▶ **GIVEN PROBLEM**: Every line below that holds the string "Realtek" should be copied out.

▶ **Dataset records**:
——————————

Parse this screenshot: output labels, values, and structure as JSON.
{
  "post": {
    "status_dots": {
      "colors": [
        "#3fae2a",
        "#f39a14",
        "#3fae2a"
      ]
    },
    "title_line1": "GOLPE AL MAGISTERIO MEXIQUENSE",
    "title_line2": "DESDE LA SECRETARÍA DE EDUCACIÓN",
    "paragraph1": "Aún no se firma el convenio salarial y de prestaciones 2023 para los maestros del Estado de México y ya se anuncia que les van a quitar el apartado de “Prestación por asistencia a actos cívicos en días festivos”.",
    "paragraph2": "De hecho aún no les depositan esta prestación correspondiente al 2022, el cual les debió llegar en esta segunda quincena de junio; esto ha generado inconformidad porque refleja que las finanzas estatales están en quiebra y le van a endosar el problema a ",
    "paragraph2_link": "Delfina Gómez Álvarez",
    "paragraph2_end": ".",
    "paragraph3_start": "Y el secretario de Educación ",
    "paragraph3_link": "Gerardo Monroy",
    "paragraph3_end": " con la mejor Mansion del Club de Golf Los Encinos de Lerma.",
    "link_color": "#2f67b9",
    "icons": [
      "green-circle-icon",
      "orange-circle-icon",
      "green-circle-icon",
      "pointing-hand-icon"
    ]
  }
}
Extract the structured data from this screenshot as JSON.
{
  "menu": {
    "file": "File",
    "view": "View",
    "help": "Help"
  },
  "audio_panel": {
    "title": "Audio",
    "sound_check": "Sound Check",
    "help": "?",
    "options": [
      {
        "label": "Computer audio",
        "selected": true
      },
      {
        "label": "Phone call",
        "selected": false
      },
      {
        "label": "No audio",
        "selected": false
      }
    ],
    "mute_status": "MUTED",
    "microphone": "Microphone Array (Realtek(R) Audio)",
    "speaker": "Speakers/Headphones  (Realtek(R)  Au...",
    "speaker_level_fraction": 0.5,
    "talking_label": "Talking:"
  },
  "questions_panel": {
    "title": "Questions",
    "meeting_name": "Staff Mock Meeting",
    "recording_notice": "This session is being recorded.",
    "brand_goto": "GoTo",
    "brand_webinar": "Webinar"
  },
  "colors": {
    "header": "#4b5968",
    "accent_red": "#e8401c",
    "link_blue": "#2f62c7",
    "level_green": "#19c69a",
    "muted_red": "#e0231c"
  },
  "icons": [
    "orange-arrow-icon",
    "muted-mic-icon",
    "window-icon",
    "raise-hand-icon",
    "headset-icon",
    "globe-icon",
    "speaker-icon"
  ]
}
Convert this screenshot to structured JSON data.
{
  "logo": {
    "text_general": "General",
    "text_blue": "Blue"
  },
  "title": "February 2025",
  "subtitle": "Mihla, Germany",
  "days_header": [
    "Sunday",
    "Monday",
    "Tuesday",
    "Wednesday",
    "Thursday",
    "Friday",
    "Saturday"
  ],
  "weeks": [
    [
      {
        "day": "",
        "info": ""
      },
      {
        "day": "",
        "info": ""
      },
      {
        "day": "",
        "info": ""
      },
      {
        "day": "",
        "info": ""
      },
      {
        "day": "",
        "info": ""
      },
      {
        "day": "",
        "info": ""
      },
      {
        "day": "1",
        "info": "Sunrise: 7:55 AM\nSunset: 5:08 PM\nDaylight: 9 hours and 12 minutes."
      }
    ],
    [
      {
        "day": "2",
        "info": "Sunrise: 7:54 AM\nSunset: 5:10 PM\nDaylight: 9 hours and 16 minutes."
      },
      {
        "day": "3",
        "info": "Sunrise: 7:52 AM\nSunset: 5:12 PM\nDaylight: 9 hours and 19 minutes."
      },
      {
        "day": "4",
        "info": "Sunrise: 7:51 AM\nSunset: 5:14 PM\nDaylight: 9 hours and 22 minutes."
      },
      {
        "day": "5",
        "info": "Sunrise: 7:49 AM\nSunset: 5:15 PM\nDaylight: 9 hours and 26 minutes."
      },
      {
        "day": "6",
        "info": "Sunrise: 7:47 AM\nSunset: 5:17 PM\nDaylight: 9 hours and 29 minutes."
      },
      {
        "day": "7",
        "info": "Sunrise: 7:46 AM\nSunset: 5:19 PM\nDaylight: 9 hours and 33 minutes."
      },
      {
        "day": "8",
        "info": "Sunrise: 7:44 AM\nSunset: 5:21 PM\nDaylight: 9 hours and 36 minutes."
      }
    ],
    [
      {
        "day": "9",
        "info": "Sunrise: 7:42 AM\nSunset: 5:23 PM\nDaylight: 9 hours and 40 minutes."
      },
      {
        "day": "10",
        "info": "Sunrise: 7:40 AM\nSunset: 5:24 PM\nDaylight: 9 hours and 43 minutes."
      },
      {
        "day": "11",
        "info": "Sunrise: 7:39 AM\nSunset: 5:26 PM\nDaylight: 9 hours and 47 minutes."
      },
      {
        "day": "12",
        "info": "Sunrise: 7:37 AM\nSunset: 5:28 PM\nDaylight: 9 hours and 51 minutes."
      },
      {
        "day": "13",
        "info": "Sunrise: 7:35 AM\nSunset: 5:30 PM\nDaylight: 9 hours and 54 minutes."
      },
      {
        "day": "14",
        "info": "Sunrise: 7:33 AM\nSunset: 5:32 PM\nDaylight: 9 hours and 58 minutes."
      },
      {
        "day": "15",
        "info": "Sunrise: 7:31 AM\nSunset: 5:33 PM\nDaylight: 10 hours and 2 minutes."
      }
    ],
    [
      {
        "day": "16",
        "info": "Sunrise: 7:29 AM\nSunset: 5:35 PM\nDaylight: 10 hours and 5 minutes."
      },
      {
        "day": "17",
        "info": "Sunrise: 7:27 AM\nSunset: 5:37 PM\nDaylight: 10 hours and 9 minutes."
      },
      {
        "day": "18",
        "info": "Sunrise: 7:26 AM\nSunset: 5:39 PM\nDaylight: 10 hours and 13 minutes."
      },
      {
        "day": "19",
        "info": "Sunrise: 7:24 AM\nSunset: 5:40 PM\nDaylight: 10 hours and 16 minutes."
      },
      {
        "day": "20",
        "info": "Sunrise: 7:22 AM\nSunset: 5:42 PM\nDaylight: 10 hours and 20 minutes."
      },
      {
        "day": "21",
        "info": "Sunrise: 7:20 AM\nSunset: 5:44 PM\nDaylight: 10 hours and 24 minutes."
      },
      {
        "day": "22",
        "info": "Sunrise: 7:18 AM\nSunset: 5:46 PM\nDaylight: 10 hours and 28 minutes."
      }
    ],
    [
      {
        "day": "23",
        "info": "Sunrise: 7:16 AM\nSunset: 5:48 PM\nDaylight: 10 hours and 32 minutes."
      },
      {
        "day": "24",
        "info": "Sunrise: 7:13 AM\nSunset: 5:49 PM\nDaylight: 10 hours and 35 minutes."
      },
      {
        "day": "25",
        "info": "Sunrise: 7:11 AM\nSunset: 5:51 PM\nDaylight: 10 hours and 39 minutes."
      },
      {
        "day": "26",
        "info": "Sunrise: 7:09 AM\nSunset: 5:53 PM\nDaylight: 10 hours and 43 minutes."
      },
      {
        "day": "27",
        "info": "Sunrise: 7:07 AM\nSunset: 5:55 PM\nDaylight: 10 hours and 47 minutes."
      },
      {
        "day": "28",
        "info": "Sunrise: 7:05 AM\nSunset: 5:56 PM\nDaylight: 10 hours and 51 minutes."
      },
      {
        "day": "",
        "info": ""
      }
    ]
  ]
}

——————————

▶ **EXERCISE RESULT**:
    "microphone": "Microphone Array (Realtek(R) Audio)",
    "speaker": "Speakers/Headphones  (Realtek(R)  Au...",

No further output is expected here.